__PASSAGE TO READ__:
Skip to content
New issue

Have a question about this project? Sign up for a free GitHub account to open an issue and contact its maintainers and the community.

By clicking “Sign up for GitHub”, you agree to our terms of service and privacy statement. We’ll occasionally send you account related emails.

Already on GitHub? Sign in to your account

OutOfMemoryError occurred in coordinating node #49699

Closed
wyukawa opened this issue Nov 29, 2019 · 9 comments
Closed

OutOfMemoryError occurred in coordinating node #49699

wyukawa opened this issue Nov 29, 2019 · 9 comments
Assignees

Comments

@wyukawa
Copy link
Contributor

@wyukawa wyukawa commented Nov 29, 2019

Describe the feature:

Elasticsearch version (bin/elasticsearch --version):
7.4.2

Plugins installed: []

JVM version (java -version):

# /usr/share/elasticsearch/jdk/bin/java -version
openjdk version "13.0.1" 2019-10-15
OpenJDK Runtime Environment AdoptOpenJDK (build 13.0.1+9)

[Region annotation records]
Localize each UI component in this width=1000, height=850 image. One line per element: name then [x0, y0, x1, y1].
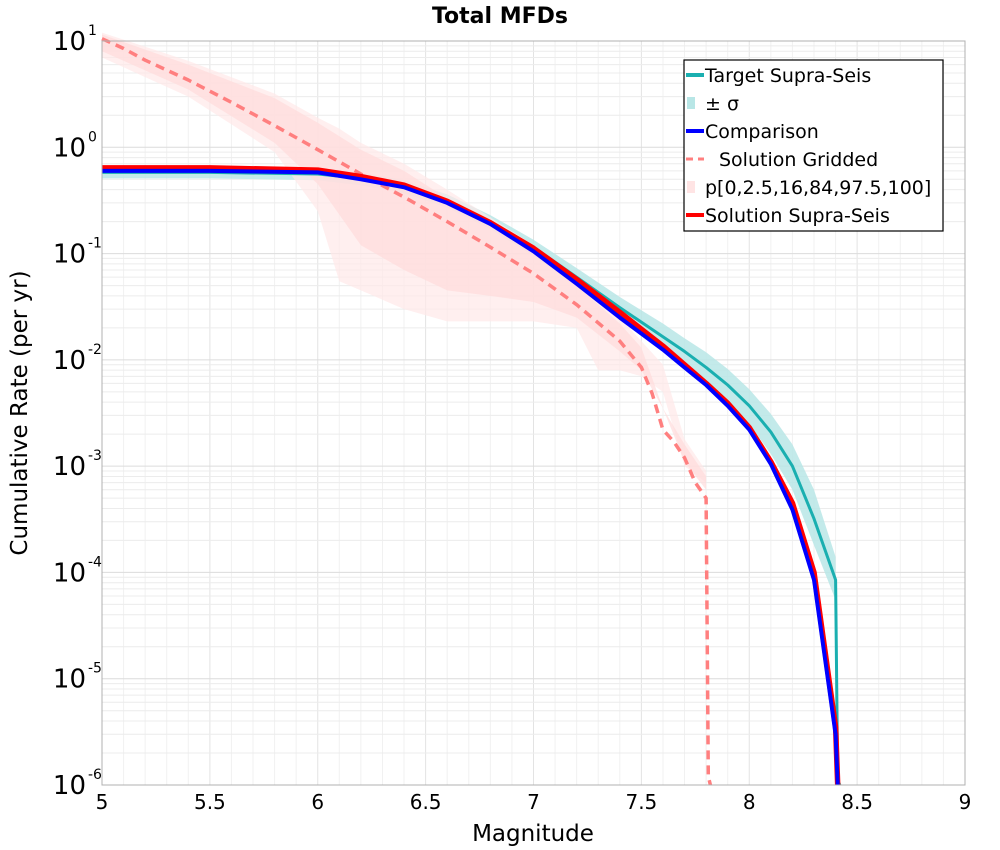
plot-frame	[101, 40, 966, 786]
legend: Target Supra-Seis ± σ Comparison Solution G…	[683, 59, 944, 232]
y-tick-label: 10	[53, 346, 86, 376]
x-tick-label: 8.5	[841, 790, 873, 814]
y-tick-exponent: -2	[88, 342, 102, 358]
x-tick-labels: 5 5.5 6 6.5 7 7.5 8 8.5 9	[96, 790, 972, 814]
x-tick-label: 8	[743, 790, 756, 814]
y-tick-label: 10	[53, 133, 86, 163]
bands	[102, 32, 836, 600]
y-tick-label: 10	[53, 665, 86, 695]
y-tick-label: 10	[53, 558, 86, 588]
legend-label: Comparison	[705, 121, 819, 143]
band-2	[102, 34, 707, 490]
x-tick-label: 5.5	[194, 790, 226, 814]
series-solution-gridded	[101, 37, 713, 786]
y-tick-exponent: 0	[88, 129, 97, 145]
x-tick-label: 6	[311, 790, 324, 814]
chart-title: Total MFDs	[432, 4, 568, 29]
legend-label: Target Supra-Seis	[704, 65, 871, 87]
x-tick-label: 5	[96, 790, 109, 814]
y-tick-label: 10	[53, 240, 86, 270]
x-tick-label: 7	[527, 790, 540, 814]
y-tick-exponent: -1	[88, 236, 102, 252]
x-tick-label: 7.5	[625, 790, 657, 814]
y-tick-exponent: -3	[88, 448, 102, 464]
legend-swatch	[687, 181, 695, 193]
y-axis-label: Cumulative Rate (per yr)	[7, 270, 33, 555]
legend-swatch	[687, 97, 695, 109]
y-tick-exponent: 1	[88, 23, 97, 39]
series-lines	[101, 37, 842, 786]
legend-box	[683, 59, 944, 232]
legend-label: ± σ	[705, 93, 739, 115]
y-tick-label: 10	[53, 452, 86, 482]
y-tick-exponent: -5	[88, 661, 102, 677]
y-tick-label: 10	[53, 771, 86, 801]
x-tick-label: 6.5	[410, 790, 442, 814]
y-tick-label: 10	[53, 27, 86, 57]
legend-label: Solution Gridded	[719, 149, 878, 171]
y-tick-exponent: -4	[88, 554, 102, 570]
legend-label: Solution Supra-Seis	[705, 205, 890, 227]
x-axis-label: Magnitude	[472, 821, 594, 847]
y-tick-exponent: -6	[88, 767, 102, 783]
series-comparison	[102, 168, 840, 786]
legend-label: p[0,2.5,16,84,97.5,100]	[705, 177, 931, 199]
x-tick-label: 9	[959, 790, 972, 814]
series-solution-supra-seis	[102, 165, 841, 786]
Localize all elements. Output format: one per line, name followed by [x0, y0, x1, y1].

__WHAT YOU NEED TO DO__:
Please state the Elasticsearch version given in the GitHub issue.

__RESULT OF THIS EXERCISE__:
7.4.2